DATA SECTION:
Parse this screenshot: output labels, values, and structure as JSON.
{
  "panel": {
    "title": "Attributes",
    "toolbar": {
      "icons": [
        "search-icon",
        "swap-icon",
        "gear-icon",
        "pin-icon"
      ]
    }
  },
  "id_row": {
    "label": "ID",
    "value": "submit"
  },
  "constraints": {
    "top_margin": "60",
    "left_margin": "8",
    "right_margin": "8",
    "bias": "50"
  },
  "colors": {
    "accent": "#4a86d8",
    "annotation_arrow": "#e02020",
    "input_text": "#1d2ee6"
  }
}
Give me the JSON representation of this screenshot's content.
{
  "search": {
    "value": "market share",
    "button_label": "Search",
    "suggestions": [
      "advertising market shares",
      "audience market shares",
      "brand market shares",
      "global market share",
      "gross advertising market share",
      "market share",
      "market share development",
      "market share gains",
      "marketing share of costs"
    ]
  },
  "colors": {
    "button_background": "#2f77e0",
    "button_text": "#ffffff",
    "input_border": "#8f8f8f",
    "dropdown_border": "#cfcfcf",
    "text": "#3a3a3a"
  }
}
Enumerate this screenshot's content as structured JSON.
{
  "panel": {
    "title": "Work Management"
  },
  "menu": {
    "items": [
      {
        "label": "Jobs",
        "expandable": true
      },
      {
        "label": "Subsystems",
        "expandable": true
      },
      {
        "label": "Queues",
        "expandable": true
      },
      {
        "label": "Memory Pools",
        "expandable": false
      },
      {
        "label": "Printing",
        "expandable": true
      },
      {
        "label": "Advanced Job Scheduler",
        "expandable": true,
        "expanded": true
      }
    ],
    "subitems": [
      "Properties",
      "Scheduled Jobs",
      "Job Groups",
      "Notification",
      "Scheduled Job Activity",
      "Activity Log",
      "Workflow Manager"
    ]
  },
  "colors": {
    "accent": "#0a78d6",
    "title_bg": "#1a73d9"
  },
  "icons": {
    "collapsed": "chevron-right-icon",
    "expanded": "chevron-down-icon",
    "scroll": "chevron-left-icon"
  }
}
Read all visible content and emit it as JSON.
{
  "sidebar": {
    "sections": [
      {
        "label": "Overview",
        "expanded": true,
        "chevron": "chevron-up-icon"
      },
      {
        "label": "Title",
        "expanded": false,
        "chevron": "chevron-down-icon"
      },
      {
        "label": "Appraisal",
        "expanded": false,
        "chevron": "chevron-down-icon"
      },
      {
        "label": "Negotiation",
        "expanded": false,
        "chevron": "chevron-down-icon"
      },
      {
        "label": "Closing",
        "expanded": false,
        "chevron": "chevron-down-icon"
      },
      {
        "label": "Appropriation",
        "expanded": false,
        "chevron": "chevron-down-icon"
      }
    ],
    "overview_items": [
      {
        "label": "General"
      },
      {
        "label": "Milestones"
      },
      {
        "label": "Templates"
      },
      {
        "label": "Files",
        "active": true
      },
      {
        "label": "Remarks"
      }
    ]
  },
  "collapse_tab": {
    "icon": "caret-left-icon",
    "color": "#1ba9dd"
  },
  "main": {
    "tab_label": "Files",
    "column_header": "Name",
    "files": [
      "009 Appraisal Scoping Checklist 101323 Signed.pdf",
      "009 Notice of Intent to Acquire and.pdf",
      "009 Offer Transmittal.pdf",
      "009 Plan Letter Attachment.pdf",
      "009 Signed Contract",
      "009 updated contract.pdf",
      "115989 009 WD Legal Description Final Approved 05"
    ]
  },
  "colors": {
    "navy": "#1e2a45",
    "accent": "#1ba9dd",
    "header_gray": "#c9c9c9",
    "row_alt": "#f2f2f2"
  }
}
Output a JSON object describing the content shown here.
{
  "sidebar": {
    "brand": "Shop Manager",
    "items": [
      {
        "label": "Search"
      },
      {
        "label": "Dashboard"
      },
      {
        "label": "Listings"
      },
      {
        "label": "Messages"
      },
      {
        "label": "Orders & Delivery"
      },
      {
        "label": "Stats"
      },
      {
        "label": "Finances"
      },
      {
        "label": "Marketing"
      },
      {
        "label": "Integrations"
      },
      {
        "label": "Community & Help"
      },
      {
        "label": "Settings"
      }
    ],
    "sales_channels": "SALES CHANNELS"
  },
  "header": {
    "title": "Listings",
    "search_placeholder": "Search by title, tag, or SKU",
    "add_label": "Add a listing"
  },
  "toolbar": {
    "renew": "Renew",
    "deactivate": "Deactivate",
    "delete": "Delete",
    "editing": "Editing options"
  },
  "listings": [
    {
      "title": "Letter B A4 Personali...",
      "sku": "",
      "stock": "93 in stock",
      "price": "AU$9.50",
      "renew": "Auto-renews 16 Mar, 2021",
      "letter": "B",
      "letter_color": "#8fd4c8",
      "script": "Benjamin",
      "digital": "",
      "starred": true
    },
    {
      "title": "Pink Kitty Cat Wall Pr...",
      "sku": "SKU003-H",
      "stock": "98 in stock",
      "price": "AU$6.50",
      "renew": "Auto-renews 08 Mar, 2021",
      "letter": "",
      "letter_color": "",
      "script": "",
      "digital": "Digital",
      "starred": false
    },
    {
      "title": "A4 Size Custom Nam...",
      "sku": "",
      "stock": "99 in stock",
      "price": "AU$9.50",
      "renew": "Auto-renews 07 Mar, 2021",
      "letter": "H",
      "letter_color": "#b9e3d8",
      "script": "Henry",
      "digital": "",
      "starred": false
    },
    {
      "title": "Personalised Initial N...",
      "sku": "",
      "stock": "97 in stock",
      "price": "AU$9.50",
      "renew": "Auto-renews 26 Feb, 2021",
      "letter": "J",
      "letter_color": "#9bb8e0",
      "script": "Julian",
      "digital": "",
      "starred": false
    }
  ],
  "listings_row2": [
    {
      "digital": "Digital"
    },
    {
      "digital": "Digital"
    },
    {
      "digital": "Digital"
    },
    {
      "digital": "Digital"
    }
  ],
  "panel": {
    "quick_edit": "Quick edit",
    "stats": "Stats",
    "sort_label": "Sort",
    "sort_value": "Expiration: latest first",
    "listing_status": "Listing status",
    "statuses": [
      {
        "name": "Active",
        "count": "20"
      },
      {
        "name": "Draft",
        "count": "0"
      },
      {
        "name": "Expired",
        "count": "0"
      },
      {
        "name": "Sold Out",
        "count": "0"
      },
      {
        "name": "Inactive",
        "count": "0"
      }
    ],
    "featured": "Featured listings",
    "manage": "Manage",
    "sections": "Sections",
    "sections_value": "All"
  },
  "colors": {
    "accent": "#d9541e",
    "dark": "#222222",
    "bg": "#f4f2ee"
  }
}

CHALLENGE: Copy out every line of the data that includes "Activity".

RESULT OF THE EXERCISE:
      "Scheduled Job Activity",
      "Activity Log",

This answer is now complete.